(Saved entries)

-----

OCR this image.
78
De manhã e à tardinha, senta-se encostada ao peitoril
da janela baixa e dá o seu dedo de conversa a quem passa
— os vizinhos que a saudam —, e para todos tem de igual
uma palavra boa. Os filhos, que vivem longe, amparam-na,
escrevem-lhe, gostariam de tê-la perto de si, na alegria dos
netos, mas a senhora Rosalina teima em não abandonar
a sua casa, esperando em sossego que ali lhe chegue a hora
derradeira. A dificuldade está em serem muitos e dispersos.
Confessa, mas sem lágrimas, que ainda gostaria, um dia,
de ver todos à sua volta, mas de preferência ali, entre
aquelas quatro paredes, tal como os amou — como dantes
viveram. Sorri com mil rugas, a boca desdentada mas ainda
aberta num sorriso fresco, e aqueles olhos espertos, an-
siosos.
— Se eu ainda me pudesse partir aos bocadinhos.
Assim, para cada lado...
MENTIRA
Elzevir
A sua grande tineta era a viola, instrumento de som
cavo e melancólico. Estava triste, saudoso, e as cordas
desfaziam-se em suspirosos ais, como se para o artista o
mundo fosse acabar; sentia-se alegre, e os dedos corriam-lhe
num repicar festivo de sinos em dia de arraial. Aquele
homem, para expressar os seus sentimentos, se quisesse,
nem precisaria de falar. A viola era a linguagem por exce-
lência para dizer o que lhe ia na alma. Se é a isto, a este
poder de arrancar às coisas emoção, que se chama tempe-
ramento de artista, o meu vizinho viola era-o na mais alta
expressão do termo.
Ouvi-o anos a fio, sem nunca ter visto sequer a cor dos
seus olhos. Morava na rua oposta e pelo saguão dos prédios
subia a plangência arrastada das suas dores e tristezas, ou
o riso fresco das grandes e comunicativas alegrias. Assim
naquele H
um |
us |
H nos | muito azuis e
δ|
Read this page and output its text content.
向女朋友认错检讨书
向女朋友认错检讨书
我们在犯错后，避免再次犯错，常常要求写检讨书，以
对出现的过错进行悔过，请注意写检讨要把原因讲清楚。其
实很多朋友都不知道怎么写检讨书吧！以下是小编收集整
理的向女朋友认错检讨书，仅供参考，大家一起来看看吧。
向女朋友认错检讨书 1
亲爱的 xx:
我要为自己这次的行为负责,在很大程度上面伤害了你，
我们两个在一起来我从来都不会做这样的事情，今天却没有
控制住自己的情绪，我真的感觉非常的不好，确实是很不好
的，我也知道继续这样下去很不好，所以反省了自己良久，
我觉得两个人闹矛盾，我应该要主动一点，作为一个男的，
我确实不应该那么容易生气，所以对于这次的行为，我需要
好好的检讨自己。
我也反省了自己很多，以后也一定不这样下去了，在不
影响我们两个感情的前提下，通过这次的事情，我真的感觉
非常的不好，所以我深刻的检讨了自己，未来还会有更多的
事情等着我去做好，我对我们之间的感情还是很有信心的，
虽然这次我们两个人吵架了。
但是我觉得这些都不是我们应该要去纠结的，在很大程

-----

Extract all lines as given.

» **Result of this exercise**:
OCR this image.
78
De manhã e à tardinha, senta-se encostada ao peitoril
da janela baixa e dá o seu dedo de conversa a quem passa
— os vizinhos que a saudam —, e para todos tem de igual
uma palavra boa. Os filhos, que vivem longe, amparam-na,
escrevem-lhe, gostariam de tê-la perto de si, na alegria dos
netos, mas a senhora Rosalina teima em não abandonar
a sua casa, esperando em sossego que ali lhe chegue a hora
derradeira. A dificuldade está em serem muitos e dispersos.
Confessa, mas sem lágrimas, que ainda gostaria, um dia,
de ver todos à sua volta, mas de preferência ali, entre
aquelas quatro paredes, tal como os amou — como dantes
viveram. Sorri com mil rugas, a boca desdentada mas ainda
aberta num sorriso fresco, e aqueles olhos espertos, an-
siosos.
— Se eu ainda me pudesse partir aos bocadinhos.
Assim, para cada lado...
MENTIRA
Elzevir
A sua grande tineta era a viola, instrumento de som
cavo e melancólico. Estava triste, saudoso, e as cordas
desfaziam-se em suspirosos ais, como se para o artista o
mundo fosse acabar; sentia-se alegre, e os dedos corriam-lhe
num repicar festivo de sinos em dia de arraial. Aquele
homem, para expressar os seus sentimentos, se quisesse,
nem precisaria de falar. A viola era a linguagem por exce-
lência para dizer o que lhe ia na alma. Se é a isto, a este
poder de arrancar às coisas emoção, que se chama tempe-
ramento de artista, o meu vizinho viola era-o na mais alta
expressão do termo.
Ouvi-o anos a fio, sem nunca ter visto sequer a cor dos
seus olhos. Morava na rua oposta e pelo saguão dos prédios
subia a plangência arrastada das suas dores e tristezas, ou
o riso fresco das grandes e comunicativas alegrias. Assim
naquele H
um |
us |
H nos | muito azuis e
δ|
Read this page and output its text content.
向女朋友认错检讨书
向女朋友认错检讨书
我们在犯错后，避免再次犯错，常常要求写检讨书，以
对出现的过错进行悔过，请注意写检讨要把原因讲清楚。其
实很多朋友都不知道怎么写检讨书吧！以下是小编收集整
理的向女朋友认错检讨书，仅供参考，大家一起来看看吧。
向女朋友认错检讨书 1
亲爱的 xx:
我要为自己这次的行为负责,在很大程度上面伤害了你，
我们两个在一起来我从来都不会做这样的事情，今天却没有
控制住自己的情绪，我真的感觉非常的不好，确实是很不好
的，我也知道继续这样下去很不好，所以反省了自己良久，
我觉得两个人闹矛盾，我应该要主动一点，作为一个男的，
我确实不应该那么容易生气，所以对于这次的行为，我需要
好好的检讨自己。
我也反省了自己很多，以后也一定不这样下去了，在不
影响我们两个感情的前提下，通过这次的事情，我真的感觉
非常的不好，所以我深刻的检讨了自己，未来还会有更多的
事情等着我去做好，我对我们之间的感情还是很有信心的，
虽然这次我们两个人吵架了。
但是我觉得这些都不是我们应该要去纠结的，在很大程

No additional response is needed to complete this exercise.